§ **RECORDS TO USE**:
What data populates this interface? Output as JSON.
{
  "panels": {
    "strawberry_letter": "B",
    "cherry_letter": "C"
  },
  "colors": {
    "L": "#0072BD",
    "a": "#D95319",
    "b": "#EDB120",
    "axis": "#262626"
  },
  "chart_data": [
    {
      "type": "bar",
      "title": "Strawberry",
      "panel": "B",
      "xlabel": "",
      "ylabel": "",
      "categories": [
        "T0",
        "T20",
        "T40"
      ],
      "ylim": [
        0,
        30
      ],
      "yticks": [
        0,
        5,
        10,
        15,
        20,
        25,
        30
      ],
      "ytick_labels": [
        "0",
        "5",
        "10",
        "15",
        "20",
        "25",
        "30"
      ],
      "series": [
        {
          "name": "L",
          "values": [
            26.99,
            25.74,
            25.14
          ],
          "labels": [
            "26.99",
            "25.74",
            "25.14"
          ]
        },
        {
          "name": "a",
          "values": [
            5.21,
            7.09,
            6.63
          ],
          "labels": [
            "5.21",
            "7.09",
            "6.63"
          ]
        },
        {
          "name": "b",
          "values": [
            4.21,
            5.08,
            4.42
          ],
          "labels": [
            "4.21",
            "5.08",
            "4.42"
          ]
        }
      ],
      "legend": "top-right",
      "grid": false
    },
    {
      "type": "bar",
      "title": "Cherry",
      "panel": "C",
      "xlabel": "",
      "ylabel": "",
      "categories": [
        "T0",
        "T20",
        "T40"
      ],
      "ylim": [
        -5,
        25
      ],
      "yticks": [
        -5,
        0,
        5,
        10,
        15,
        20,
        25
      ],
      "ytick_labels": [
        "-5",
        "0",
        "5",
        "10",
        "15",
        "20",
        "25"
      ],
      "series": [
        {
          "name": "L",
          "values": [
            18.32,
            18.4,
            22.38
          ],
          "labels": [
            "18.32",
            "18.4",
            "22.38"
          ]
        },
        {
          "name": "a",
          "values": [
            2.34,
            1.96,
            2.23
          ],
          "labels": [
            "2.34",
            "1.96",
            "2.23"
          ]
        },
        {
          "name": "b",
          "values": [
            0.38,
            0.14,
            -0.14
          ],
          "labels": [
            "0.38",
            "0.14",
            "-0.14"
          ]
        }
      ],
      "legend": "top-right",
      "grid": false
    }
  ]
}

§ **DIRECTIONS**: Retype the listing above in full, with no alterations.

§ **REPLY TO THE EXERCISE**:
What data populates this interface? Output as JSON.
{
  "panels": {
    "strawberry_letter": "B",
    "cherry_letter": "C"
  },
  "colors": {
    "L": "#0072BD",
    "a": "#D95319",
    "b": "#EDB120",
    "axis": "#262626"
  },
  "chart_data": [
    {
      "type": "bar",
      "title": "Strawberry",
      "panel": "B",
      "xlabel": "",
      "ylabel": "",
      "categories": [
        "T0",
        "T20",
        "T40"
      ],
      "ylim": [
        0,
        30
      ],
      "yticks": [
        0,
        5,
        10,
        15,
        20,
        25,
        30
      ],
      "ytick_labels": [
        "0",
        "5",
        "10",
        "15",
        "20",
        "25",
        "30"
      ],
      "series": [
        {
          "name": "L",
          "values": [
            26.99,
            25.74,
            25.14
          ],
          "labels": [
            "26.99",
            "25.74",
            "25.14"
          ]
        },
        {
          "name": "a",
          "values": [
            5.21,
            7.09,
            6.63
          ],
          "labels": [
            "5.21",
            "7.09",
            "6.63"
          ]
        },
        {
          "name": "b",
          "values": [
            4.21,
            5.08,
            4.42
          ],
          "labels": [
            "4.21",
            "5.08",
            "4.42"
          ]
        }
      ],
      "legend": "top-right",
      "grid": false
    },
    {
      "type": "bar",
      "title": "Cherry",
      "panel": "C",
      "xlabel": "",
      "ylabel": "",
      "categories": [
        "T0",
        "T20",
        "T40"
      ],
      "ylim": [
        -5,
        25
      ],
      "yticks": [
        -5,
        0,
        5,
        10,
        15,
        20,
        25
      ],
      "ytick_labels": [
        "-5",
        "0",
        "5",
        "10",
        "15",
        "20",
        "25"
      ],
      "series": [
        {
          "name": "L",
          "values": [
            18.32,
            18.4,
            22.38
          ],
          "labels": [
            "18.32",
            "18.4",
            "22.38"
          ]
        },
        {
          "name": "a",
          "values": [
            2.34,
            1.96,
            2.23
          ],
          "labels": [
            "2.34",
            "1.96",
            "2.23"
          ]
        },
        {
          "name": "b",
          "values": [
            0.38,
            0.14,
            -0.14
          ],
          "labels": [
            "0.38",
            "0.14",
            "-0.14"
          ]
        }
      ],
      "legend": "top-right",
      "grid": false
    }
  ]
}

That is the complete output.